▶ [Directions for this task]:
If a line in the data below contains the word "letter", copy it out.

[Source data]
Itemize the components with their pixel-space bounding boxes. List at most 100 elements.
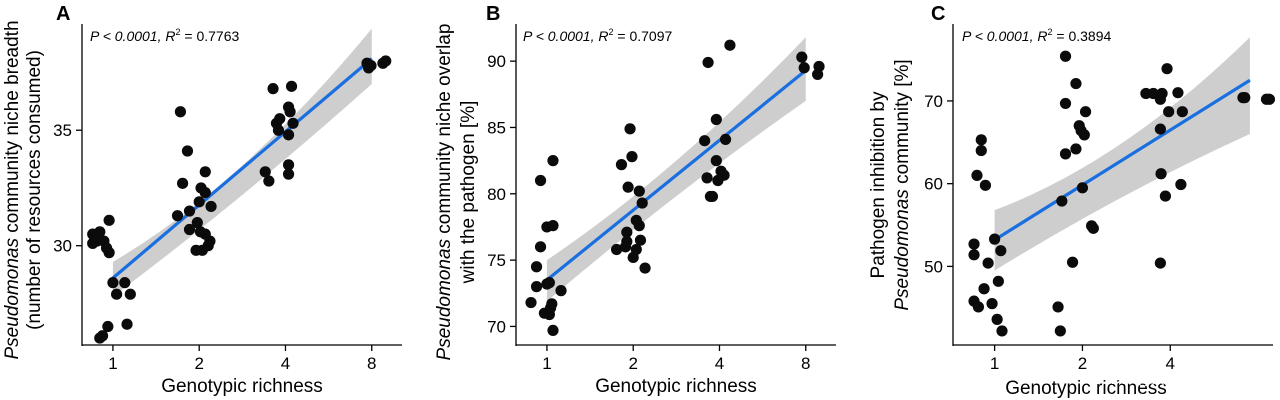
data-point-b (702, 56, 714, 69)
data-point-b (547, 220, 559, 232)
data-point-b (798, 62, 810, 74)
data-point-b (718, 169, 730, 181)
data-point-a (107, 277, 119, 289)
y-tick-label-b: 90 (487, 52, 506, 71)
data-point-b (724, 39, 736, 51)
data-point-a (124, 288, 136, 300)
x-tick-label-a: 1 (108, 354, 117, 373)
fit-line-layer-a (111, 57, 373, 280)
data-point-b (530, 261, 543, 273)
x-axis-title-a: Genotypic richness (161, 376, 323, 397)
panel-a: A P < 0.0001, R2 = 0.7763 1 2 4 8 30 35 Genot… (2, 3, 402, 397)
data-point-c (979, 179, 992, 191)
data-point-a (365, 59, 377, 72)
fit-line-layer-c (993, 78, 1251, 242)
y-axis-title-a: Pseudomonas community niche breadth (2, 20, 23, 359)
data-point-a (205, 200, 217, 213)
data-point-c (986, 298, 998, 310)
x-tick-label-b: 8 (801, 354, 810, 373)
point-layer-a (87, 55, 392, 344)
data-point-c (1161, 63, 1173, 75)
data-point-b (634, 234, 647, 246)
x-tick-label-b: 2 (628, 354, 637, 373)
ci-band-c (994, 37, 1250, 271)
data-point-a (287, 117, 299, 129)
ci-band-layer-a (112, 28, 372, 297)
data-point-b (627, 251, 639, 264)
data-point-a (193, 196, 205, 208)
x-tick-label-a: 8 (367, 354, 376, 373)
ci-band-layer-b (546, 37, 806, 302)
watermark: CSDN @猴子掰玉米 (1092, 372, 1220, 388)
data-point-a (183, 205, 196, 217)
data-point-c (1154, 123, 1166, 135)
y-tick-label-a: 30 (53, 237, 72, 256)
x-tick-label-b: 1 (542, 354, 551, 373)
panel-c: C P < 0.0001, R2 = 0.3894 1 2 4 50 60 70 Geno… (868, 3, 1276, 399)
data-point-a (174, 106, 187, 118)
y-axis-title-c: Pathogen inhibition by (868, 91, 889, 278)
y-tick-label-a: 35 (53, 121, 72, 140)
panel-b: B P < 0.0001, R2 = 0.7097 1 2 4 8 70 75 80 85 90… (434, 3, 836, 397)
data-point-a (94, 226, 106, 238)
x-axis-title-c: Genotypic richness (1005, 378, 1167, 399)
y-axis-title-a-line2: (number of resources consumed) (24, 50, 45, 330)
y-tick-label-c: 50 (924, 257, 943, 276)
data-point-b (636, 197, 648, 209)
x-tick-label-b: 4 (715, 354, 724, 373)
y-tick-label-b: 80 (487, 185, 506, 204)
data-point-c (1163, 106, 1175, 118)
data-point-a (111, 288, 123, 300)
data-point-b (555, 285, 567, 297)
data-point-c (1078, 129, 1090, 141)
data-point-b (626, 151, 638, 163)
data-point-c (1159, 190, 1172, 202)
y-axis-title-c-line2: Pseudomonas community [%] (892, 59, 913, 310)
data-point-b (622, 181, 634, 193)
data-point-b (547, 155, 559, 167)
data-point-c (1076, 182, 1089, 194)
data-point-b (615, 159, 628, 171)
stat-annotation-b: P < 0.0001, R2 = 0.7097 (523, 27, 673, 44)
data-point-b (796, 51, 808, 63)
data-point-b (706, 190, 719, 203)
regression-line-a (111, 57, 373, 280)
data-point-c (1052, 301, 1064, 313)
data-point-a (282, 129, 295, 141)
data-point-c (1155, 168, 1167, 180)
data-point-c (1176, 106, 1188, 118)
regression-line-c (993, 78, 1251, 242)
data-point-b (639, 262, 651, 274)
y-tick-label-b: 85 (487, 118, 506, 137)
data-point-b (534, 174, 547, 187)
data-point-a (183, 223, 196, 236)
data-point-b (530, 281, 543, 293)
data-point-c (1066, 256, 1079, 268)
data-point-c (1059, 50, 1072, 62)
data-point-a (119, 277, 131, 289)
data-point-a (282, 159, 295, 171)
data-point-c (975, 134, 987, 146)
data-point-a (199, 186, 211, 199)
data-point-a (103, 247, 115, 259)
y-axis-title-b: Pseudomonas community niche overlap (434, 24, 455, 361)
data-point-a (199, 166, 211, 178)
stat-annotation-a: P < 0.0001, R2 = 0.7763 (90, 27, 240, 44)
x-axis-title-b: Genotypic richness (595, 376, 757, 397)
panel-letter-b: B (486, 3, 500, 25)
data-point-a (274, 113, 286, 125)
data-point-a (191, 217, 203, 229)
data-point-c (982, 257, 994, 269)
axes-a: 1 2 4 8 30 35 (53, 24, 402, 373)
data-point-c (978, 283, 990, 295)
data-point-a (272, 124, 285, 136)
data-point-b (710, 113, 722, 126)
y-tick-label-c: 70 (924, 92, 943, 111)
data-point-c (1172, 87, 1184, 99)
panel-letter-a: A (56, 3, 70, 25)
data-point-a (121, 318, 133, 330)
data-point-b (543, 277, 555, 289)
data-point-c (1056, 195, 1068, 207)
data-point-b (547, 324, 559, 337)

▶ [Your solution]:
panel-letter-b: B (486, 3, 500, 25)
panel-letter-a: A (56, 3, 70, 25)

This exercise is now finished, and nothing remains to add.